Your tasks —
[1] In the passage on the word chen, what does "machen chen" mean in Yiddish?
[2] Write out the part of the passage on the word chen between "It does not" and "ideal Jewish combination.", inclusive.

Source text —
- - -

"But Noah found chen with the Lord" (Genesis 6:8)
Noah's chen, translated as "favour", exempted him from the diluvian fate of his contemporaries, but what does chen mean? It also means grace and beauty, as in "Chen is deceptive; beauty is illusory" (Proverbs 31:30). One senses that chen is a type of attractiveness that might be superficial or unearned. Indeed, in Yiddish, machen chen means to flirt.
The great 19th century commentator, Rabbi Baruch Halevi Epstein,( the Torah Temimah), comments that chen implies the receipt of something not through one's own merit but rather through the grace and kindness of the giver.
Thus, to plead is lehitchanen, to try to find favour with someone in a position of power. Moses was mitchanen before God to be allowed into the Land of Israel. The rabbis comment on the word va'etchanan, "I pleaded with the Lord" (Deuteronomy 3:23), that Moses asked for a free gift (matnat chinam). Moses did not rest on his merits, but asked God to set aside the rules in this case, to grant him amnesty (chaninah), as it were.
It does not have hurt to have chen but as it can sometimes be only skin-deep, it is not enough to get by on. "May we find favour and good sense with God and fellow people," we say in Grace after Meals. Chen, along with brains, is the ideal Jewish combination.

- - -

Supplied records —
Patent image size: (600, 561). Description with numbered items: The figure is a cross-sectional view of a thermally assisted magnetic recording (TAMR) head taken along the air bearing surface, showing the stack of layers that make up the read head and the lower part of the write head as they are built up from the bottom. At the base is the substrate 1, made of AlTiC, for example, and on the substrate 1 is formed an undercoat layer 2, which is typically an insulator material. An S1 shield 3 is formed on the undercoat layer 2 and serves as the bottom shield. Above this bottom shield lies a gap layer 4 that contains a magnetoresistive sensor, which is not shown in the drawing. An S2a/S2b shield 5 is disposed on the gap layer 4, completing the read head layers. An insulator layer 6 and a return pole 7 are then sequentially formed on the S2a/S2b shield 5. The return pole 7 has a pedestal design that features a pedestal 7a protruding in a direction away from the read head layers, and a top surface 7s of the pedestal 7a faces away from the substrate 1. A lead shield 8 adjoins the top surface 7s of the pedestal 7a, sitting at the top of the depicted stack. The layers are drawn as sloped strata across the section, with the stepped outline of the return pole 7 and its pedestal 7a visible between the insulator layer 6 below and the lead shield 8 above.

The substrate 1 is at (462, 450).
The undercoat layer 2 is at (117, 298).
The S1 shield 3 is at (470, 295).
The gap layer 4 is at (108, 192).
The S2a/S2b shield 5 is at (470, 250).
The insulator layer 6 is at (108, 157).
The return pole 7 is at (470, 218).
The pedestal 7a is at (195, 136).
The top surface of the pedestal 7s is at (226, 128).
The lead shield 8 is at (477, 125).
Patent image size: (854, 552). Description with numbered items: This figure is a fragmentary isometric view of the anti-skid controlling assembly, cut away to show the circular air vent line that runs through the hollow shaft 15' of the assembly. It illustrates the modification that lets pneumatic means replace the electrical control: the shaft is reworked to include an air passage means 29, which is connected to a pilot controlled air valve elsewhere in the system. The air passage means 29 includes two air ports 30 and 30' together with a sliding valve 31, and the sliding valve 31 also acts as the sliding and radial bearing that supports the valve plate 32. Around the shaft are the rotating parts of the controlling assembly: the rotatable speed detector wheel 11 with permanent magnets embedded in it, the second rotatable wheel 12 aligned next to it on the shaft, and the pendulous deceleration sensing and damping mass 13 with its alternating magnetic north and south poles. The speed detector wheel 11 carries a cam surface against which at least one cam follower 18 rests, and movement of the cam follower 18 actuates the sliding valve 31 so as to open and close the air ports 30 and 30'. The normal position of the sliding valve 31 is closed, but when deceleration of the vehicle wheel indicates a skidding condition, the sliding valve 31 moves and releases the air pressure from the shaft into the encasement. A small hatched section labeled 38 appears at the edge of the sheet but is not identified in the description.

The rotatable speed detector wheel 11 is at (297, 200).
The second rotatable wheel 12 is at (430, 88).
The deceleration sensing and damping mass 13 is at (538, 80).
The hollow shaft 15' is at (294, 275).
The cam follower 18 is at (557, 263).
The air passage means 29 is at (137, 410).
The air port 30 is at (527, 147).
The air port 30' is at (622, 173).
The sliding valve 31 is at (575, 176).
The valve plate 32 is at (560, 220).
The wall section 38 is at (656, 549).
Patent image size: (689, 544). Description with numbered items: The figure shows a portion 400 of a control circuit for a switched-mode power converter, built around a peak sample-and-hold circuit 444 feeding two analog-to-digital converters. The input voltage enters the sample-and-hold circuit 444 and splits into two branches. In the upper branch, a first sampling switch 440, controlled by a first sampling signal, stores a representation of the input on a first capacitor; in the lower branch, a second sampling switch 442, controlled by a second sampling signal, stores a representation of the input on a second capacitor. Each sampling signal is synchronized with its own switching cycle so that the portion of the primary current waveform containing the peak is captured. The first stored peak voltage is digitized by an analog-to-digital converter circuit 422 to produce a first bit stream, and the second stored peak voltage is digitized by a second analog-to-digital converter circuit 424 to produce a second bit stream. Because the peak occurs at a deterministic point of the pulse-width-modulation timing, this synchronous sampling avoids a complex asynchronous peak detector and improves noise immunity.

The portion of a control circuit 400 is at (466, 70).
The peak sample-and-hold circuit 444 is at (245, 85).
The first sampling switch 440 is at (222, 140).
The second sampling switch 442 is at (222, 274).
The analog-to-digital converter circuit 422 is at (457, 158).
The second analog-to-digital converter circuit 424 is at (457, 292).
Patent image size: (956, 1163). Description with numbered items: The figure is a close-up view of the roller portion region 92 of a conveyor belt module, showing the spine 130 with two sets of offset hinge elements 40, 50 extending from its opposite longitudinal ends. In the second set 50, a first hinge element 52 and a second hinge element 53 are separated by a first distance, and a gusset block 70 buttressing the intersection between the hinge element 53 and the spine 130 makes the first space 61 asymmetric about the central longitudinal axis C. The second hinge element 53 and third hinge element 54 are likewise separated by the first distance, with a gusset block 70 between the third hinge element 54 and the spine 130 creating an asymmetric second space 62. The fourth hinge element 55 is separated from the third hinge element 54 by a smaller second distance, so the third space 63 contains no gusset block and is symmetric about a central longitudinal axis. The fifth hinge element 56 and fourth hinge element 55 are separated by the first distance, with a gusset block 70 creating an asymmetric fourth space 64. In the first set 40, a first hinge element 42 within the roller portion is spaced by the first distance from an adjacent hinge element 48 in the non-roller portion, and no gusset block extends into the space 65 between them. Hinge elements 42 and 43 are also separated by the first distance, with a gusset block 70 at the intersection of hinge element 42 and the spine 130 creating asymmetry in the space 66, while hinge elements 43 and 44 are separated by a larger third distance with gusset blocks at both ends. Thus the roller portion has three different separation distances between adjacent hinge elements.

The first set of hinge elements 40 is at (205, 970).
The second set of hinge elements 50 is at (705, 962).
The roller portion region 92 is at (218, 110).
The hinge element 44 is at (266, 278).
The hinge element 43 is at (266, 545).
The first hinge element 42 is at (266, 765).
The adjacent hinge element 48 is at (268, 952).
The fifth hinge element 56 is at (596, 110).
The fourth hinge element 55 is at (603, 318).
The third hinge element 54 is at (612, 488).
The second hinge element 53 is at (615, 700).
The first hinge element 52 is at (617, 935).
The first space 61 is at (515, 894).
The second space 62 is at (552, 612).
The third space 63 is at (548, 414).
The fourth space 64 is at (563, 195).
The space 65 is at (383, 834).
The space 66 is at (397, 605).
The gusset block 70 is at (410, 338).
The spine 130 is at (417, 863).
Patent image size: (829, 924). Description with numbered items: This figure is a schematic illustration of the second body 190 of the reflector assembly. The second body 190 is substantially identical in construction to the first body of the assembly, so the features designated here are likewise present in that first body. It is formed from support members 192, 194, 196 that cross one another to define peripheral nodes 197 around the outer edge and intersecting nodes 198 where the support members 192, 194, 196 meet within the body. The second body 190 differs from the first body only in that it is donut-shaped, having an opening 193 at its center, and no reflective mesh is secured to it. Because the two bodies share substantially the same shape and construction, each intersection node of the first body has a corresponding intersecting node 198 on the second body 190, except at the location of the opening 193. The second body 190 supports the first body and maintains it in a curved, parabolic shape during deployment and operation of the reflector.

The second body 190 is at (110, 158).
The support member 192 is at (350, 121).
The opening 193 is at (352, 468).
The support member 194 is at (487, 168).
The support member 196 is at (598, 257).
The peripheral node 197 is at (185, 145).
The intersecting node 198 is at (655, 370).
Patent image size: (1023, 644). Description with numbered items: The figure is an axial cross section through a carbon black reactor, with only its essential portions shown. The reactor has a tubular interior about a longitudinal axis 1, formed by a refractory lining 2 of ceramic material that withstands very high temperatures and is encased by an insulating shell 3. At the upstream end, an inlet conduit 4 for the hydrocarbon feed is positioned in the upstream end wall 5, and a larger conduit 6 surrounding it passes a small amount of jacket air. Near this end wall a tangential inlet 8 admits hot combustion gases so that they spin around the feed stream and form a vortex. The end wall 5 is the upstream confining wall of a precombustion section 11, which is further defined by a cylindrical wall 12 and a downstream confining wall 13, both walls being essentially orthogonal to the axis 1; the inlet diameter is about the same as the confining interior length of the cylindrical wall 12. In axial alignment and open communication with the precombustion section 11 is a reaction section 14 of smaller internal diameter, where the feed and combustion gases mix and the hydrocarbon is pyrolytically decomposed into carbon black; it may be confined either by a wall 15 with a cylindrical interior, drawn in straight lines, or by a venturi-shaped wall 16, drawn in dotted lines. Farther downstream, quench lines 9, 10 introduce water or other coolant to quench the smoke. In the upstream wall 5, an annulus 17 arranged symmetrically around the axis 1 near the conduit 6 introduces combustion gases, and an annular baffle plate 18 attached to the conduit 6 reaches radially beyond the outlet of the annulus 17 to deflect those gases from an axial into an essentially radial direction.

- - -

Answers for the tasks —
[1] To flirt.

[2]
It does not have hurt to have chen but as it can sometimes be only skin-deep, it is not enough to get by on. "May we find favour and good sense with God and fellow people," we say in Grace after Meals. Chen, along with brains, is the ideal Jewish combination.